**Information shown:**
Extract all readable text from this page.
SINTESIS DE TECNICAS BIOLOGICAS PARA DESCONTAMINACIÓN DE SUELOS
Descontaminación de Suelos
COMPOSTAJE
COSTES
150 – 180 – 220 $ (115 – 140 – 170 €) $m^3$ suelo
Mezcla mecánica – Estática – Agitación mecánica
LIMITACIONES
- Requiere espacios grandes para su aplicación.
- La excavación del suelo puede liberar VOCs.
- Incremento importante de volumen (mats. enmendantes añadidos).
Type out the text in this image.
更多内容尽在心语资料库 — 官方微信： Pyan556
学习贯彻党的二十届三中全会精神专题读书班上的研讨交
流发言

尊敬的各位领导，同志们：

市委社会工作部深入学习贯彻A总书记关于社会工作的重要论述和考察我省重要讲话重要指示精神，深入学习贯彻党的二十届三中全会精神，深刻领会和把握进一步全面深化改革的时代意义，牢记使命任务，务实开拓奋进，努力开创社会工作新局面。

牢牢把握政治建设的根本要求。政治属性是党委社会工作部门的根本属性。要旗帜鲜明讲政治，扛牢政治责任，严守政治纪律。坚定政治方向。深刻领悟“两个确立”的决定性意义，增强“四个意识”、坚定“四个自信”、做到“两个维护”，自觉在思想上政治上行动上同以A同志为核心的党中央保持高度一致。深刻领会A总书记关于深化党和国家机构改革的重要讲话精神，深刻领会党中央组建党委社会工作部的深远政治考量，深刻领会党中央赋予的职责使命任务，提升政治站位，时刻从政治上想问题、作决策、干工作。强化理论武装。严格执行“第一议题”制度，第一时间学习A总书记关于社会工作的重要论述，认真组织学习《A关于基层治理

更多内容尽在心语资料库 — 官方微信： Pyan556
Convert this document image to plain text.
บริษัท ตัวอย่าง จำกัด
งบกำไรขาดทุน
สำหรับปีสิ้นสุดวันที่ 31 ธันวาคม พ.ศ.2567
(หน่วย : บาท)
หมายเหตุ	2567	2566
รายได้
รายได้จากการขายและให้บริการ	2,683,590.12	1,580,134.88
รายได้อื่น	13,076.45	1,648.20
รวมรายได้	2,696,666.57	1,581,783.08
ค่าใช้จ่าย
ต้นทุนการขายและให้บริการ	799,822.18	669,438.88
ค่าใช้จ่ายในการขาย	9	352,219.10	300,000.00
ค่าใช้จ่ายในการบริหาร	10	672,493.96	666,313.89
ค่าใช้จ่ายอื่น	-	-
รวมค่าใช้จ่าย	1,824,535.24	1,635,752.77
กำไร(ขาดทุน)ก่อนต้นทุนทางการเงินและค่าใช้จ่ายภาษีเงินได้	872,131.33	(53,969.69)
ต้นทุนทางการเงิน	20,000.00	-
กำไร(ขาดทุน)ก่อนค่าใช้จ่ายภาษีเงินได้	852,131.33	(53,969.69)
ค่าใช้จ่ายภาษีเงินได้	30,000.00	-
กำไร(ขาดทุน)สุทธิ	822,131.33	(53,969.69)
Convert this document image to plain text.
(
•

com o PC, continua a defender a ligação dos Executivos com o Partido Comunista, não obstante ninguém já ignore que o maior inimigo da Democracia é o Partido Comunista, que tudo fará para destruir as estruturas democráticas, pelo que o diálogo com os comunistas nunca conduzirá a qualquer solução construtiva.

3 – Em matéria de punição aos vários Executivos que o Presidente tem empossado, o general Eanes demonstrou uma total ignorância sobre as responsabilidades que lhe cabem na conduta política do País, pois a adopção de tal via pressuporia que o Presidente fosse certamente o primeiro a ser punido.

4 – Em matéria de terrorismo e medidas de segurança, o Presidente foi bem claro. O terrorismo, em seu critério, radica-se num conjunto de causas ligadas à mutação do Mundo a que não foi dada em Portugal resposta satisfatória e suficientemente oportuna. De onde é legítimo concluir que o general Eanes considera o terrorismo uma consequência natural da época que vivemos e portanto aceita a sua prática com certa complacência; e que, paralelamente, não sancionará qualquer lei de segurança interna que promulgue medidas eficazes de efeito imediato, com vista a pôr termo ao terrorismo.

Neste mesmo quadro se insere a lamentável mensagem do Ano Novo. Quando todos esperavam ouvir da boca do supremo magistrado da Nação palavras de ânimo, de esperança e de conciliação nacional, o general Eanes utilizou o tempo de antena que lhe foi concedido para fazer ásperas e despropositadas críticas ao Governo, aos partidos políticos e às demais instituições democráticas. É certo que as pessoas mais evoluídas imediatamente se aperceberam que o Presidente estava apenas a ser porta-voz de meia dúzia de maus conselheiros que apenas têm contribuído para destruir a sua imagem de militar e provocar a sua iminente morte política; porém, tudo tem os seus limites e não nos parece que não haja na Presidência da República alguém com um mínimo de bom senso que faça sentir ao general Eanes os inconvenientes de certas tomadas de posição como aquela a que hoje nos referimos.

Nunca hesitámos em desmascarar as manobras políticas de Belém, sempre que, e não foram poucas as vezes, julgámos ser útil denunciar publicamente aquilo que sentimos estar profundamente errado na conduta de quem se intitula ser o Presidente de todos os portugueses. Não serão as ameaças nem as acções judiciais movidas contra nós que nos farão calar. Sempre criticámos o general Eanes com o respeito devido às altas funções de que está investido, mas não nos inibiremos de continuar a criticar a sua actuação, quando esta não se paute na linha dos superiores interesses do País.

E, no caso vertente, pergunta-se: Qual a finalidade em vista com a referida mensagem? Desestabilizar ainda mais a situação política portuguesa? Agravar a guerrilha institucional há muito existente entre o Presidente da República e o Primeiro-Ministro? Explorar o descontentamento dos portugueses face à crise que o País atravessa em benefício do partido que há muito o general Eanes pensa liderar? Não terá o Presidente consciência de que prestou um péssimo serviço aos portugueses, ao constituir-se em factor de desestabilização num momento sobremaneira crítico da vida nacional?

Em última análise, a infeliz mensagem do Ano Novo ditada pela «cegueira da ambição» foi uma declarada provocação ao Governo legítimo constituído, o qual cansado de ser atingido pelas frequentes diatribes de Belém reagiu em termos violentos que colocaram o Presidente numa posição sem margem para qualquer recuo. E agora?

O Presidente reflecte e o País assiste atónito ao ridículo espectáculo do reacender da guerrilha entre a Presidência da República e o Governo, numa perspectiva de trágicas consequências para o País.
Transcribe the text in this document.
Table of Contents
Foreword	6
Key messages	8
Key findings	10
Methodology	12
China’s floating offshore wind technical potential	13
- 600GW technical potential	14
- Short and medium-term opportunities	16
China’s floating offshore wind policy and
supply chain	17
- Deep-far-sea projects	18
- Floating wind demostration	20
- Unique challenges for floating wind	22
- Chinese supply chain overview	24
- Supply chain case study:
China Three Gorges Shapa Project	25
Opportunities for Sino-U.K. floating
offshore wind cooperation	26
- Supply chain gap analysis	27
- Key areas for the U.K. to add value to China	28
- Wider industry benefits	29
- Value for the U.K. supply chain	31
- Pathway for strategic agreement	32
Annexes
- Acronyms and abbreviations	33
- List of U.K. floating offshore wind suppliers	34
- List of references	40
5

**Task:**
Set down each entry again, unchanged.

**Answer to this problem:**
Extract all readable text from this page.
SINTESIS DE TECNICAS BIOLOGICAS PARA DESCONTAMINACIÓN DE SUELOS
Descontaminación de Suelos
COMPOSTAJE
COSTES
150 – 180 – 220 $ (115 – 140 – 170 €) $m^3$ suelo
Mezcla mecánica – Estática – Agitación mecánica
LIMITACIONES
- Requiere espacios grandes para su aplicación.
- La excavación del suelo puede liberar VOCs.
- Incremento importante de volumen (mats. enmendantes añadidos).
Type out the text in this image.
更多内容尽在心语资料库 — 官方微信： Pyan556
学习贯彻党的二十届三中全会精神专题读书班上的研讨交
流发言

尊敬的各位领导，同志们：

市委社会工作部深入学习贯彻A总书记关于社会工作的重要论述和考察我省重要讲话重要指示精神，深入学习贯彻党的二十届三中全会精神，深刻领会和把握进一步全面深化改革的时代意义，牢记使命任务，务实开拓奋进，努力开创社会工作新局面。

牢牢把握政治建设的根本要求。政治属性是党委社会工作部门的根本属性。要旗帜鲜明讲政治，扛牢政治责任，严守政治纪律。坚定政治方向。深刻领悟“两个确立”的决定性意义，增强“四个意识”、坚定“四个自信”、做到“两个维护”，自觉在思想上政治上行动上同以A同志为核心的党中央保持高度一致。深刻领会A总书记关于深化党和国家机构改革的重要讲话精神，深刻领会党中央组建党委社会工作部的深远政治考量，深刻领会党中央赋予的职责使命任务，提升政治站位，时刻从政治上想问题、作决策、干工作。强化理论武装。严格执行“第一议题”制度，第一时间学习A总书记关于社会工作的重要论述，认真组织学习《A关于基层治理

更多内容尽在心语资料库 — 官方微信： Pyan556
Convert this document image to plain text.
บริษัท ตัวอย่าง จำกัด
งบกำไรขาดทุน
สำหรับปีสิ้นสุดวันที่ 31 ธันวาคม พ.ศ.2567
(หน่วย : บาท)
หมายเหตุ	2567	2566
รายได้
รายได้จากการขายและให้บริการ	2,683,590.12	1,580,134.88
รายได้อื่น	13,076.45	1,648.20
รวมรายได้	2,696,666.57	1,581,783.08
ค่าใช้จ่าย
ต้นทุนการขายและให้บริการ	799,822.18	669,438.88
ค่าใช้จ่ายในการขาย	9	352,219.10	300,000.00
ค่าใช้จ่ายในการบริหาร	10	672,493.96	666,313.89
ค่าใช้จ่ายอื่น	-	-
รวมค่าใช้จ่าย	1,824,535.24	1,635,752.77
กำไร(ขาดทุน)ก่อนต้นทุนทางการเงินและค่าใช้จ่ายภาษีเงินได้	872,131.33	(53,969.69)
ต้นทุนทางการเงิน	20,000.00	-
กำไร(ขาดทุน)ก่อนค่าใช้จ่ายภาษีเงินได้	852,131.33	(53,969.69)
ค่าใช้จ่ายภาษีเงินได้	30,000.00	-
กำไร(ขาดทุน)สุทธิ	822,131.33	(53,969.69)
Convert this document image to plain text.
(
•

com o PC, continua a defender a ligação dos Executivos com o Partido Comunista, não obstante ninguém já ignore que o maior inimigo da Democracia é o Partido Comunista, que tudo fará para destruir as estruturas democráticas, pelo que o diálogo com os comunistas nunca conduzirá a qualquer solução construtiva.

3 – Em matéria de punição aos vários Executivos que o Presidente tem empossado, o general Eanes demonstrou uma total ignorância sobre as responsabilidades que lhe cabem na conduta política do País, pois a adopção de tal via pressuporia que o Presidente fosse certamente o primeiro a ser punido.

4 – Em matéria de terrorismo e medidas de segurança, o Presidente foi bem claro. O terrorismo, em seu critério, radica-se num conjunto de causas ligadas à mutação do Mundo a que não foi dada em Portugal resposta satisfatória e suficientemente oportuna. De onde é legítimo concluir que o general Eanes considera o terrorismo uma consequência natural da época que vivemos e portanto aceita a sua prática com certa complacência; e que, paralelamente, não sancionará qualquer lei de segurança interna que promulgue medidas eficazes de efeito imediato, com vista a pôr termo ao terrorismo.

Neste mesmo quadro se insere a lamentável mensagem do Ano Novo. Quando todos esperavam ouvir da boca do supremo magistrado da Nação palavras de ânimo, de esperança e de conciliação nacional, o general Eanes utilizou o tempo de antena que lhe foi concedido para fazer ásperas e despropositadas críticas ao Governo, aos partidos políticos e às demais instituições democráticas. É certo que as pessoas mais evoluídas imediatamente se aperceberam que o Presidente estava apenas a ser porta-voz de meia dúzia de maus conselheiros que apenas têm contribuído para destruir a sua imagem de militar e provocar a sua iminente morte política; porém, tudo tem os seus limites e não nos parece que não haja na Presidência da República alguém com um mínimo de bom senso que faça sentir ao general Eanes os inconvenientes de certas tomadas de posição como aquela a que hoje nos referimos.

Nunca hesitámos em desmascarar as manobras políticas de Belém, sempre que, e não foram poucas as vezes, julgámos ser útil denunciar publicamente aquilo que sentimos estar profundamente errado na conduta de quem se intitula ser o Presidente de todos os portugueses. Não serão as ameaças nem as acções judiciais movidas contra nós que nos farão calar. Sempre criticámos o general Eanes com o respeito devido às altas funções de que está investido, mas não nos inibiremos de continuar a criticar a sua actuação, quando esta não se paute na linha dos superiores interesses do País.

E, no caso vertente, pergunta-se: Qual a finalidade em vista com a referida mensagem? Desestabilizar ainda mais a situação política portuguesa? Agravar a guerrilha institucional há muito existente entre o Presidente da República e o Primeiro-Ministro? Explorar o descontentamento dos portugueses face à crise que o País atravessa em benefício do partido que há muito o general Eanes pensa liderar? Não terá o Presidente consciência de que prestou um péssimo serviço aos portugueses, ao constituir-se em factor de desestabilização num momento sobremaneira crítico da vida nacional?

Em última análise, a infeliz mensagem do Ano Novo ditada pela «cegueira da ambição» foi uma declarada provocação ao Governo legítimo constituído, o qual cansado de ser atingido pelas frequentes diatribes de Belém reagiu em termos violentos que colocaram o Presidente numa posição sem margem para qualquer recuo. E agora?

O Presidente reflecte e o País assiste atónito ao ridículo espectáculo do reacender da guerrilha entre a Presidência da República e o Governo, numa perspectiva de trágicas consequências para o País.
Transcribe the text in this document.
Table of Contents
Foreword	6
Key messages	8
Key findings	10
Methodology	12
China’s floating offshore wind technical potential	13
- 600GW technical potential	14
- Short and medium-term opportunities	16
China’s floating offshore wind policy and
supply chain	17
- Deep-far-sea projects	18
- Floating wind demostration	20
- Unique challenges for floating wind	22
- Chinese supply chain overview	24
- Supply chain case study:
China Three Gorges Shapa Project	25
Opportunities for Sino-U.K. floating
offshore wind cooperation	26
- Supply chain gap analysis	27
- Key areas for the U.K. to add value to China	28
- Wider industry benefits	29
- Value for the U.K. supply chain	31
- Pathway for strategic agreement	32
Annexes
- Acronyms and abbreviations	33
- List of U.K. floating offshore wind suppliers	34
- List of references	40
5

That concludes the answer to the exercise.